→ To do: Repeat the material below exactly, with no pictures.

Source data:
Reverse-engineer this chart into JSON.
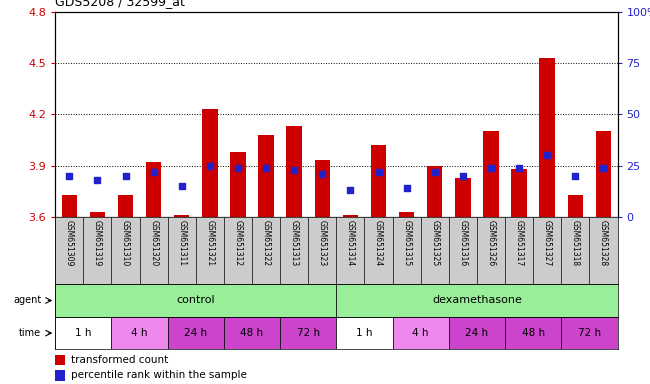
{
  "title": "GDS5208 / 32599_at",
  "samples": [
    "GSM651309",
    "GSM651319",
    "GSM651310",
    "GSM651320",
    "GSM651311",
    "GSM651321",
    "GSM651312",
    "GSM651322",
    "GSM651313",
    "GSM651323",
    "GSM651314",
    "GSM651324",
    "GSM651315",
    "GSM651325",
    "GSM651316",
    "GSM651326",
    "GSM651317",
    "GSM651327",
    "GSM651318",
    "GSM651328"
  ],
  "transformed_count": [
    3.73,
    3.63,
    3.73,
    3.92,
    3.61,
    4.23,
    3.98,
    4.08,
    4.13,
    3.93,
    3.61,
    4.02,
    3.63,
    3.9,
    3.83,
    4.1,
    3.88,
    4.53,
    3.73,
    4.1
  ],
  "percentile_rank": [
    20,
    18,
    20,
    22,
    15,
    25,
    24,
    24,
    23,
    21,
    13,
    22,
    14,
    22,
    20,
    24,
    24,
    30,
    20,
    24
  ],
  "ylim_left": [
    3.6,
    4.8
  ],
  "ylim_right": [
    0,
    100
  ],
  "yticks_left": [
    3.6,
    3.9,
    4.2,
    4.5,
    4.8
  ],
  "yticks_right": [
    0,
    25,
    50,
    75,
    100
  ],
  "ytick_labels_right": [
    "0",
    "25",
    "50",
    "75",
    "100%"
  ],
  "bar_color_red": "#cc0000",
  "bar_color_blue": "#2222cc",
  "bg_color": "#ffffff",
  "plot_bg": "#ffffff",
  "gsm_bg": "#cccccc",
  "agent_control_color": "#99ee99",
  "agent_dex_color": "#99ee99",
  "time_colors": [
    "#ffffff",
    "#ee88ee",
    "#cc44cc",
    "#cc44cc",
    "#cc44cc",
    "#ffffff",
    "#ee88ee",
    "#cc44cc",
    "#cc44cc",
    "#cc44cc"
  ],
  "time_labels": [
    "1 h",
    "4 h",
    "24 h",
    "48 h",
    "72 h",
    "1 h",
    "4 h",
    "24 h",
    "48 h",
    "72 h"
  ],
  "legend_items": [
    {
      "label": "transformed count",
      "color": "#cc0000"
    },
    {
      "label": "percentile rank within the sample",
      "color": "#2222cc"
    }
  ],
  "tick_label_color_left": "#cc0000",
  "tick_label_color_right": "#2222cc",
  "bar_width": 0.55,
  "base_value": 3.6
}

→ Solved exercise:
Reverse-engineer this chart into JSON.
{
  "title": "GDS5208 / 32599_at",
  "samples": [
    "GSM651309",
    "GSM651319",
    "GSM651310",
    "GSM651320",
    "GSM651311",
    "GSM651321",
    "GSM651312",
    "GSM651322",
    "GSM651313",
    "GSM651323",
    "GSM651314",
    "GSM651324",
    "GSM651315",
    "GSM651325",
    "GSM651316",
    "GSM651326",
    "GSM651317",
    "GSM651327",
    "GSM651318",
    "GSM651328"
  ],
  "transformed_count": [
    3.73,
    3.63,
    3.73,
    3.92,
    3.61,
    4.23,
    3.98,
    4.08,
    4.13,
    3.93,
    3.61,
    4.02,
    3.63,
    3.9,
    3.83,
    4.1,
    3.88,
    4.53,
    3.73,
    4.1
  ],
  "percentile_rank": [
    20,
    18,
    20,
    22,
    15,
    25,
    24,
    24,
    23,
    21,
    13,
    22,
    14,
    22,
    20,
    24,
    24,
    30,
    20,
    24
  ],
  "ylim_left": [
    3.6,
    4.8
  ],
  "ylim_right": [
    0,
    100
  ],
  "yticks_left": [
    3.6,
    3.9,
    4.2,
    4.5,
    4.8
  ],
  "yticks_right": [
    0,
    25,
    50,
    75,
    100
  ],
  "ytick_labels_right": [
    "0",
    "25",
    "50",
    "75",
    "100%"
  ],
  "bar_color_red": "#cc0000",
  "bar_color_blue": "#2222cc",
  "bg_color": "#ffffff",
  "plot_bg": "#ffffff",
  "gsm_bg": "#cccccc",
  "agent_control_color": "#99ee99",
  "agent_dex_color": "#99ee99",
  "time_colors": [
    "#ffffff",
    "#ee88ee",
    "#cc44cc",
    "#cc44cc",
    "#cc44cc",
    "#ffffff",
    "#ee88ee",
    "#cc44cc",
    "#cc44cc",
    "#cc44cc"
  ],
  "time_labels": [
    "1 h",
    "4 h",
    "24 h",
    "48 h",
    "72 h",
    "1 h",
    "4 h",
    "24 h",
    "48 h",
    "72 h"
  ],
  "legend_items": [
    {
      "label": "transformed count",
      "color": "#cc0000"
    },
    {
      "label": "percentile rank within the sample",
      "color": "#2222cc"
    }
  ],
  "tick_label_color_left": "#cc0000",
  "tick_label_color_right": "#2222cc",
  "bar_width": 0.55,
  "base_value": 3.6
}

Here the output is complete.